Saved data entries
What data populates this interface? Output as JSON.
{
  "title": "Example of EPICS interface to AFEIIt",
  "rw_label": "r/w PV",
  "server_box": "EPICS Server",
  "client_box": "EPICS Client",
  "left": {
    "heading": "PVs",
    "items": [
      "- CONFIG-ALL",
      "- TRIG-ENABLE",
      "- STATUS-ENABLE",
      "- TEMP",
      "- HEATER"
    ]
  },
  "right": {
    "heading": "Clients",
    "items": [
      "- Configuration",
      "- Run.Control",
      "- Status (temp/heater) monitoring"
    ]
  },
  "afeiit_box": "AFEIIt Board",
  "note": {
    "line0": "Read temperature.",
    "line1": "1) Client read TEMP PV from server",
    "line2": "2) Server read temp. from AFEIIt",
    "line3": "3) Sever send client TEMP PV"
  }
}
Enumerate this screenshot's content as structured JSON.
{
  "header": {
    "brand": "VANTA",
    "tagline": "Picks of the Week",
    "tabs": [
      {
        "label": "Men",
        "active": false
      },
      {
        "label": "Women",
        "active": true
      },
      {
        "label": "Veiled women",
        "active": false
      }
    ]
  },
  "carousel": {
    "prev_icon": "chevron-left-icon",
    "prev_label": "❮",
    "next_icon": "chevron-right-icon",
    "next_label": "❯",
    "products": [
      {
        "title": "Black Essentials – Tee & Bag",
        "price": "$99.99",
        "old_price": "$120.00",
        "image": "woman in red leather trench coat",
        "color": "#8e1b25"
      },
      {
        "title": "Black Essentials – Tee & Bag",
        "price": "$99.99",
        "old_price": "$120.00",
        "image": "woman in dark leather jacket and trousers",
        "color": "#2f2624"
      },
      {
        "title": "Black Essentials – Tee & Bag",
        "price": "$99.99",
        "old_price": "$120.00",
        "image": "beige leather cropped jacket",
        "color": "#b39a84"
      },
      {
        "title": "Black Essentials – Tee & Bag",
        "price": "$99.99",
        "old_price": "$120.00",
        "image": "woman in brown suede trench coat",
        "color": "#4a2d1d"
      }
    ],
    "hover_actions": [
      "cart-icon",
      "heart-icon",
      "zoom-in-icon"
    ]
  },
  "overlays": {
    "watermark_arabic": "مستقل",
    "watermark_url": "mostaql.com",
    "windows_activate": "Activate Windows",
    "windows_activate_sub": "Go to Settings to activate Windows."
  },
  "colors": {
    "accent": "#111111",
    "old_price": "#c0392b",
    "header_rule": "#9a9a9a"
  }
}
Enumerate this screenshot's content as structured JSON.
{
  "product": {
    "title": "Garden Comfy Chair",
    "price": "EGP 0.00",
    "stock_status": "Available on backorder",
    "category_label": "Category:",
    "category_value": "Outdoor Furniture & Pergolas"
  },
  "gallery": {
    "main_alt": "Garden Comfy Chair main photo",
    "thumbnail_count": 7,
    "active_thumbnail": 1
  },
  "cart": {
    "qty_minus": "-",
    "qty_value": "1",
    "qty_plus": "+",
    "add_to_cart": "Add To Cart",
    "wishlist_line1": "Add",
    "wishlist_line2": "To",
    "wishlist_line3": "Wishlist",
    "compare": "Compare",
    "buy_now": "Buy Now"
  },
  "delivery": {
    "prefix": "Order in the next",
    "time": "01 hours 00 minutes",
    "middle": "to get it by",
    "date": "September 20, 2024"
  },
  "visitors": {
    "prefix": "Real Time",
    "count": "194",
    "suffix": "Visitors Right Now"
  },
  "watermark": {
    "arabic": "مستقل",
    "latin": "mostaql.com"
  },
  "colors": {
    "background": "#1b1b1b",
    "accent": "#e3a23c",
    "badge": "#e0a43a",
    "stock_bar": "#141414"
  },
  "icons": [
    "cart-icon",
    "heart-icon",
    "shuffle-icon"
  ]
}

Task statement.
Locate the lines above that contain "jacket" and copy them.

Solution to the problem.
        "image": "woman in dark leather jacket and trousers",
        "image": "beige leather cropped jacket",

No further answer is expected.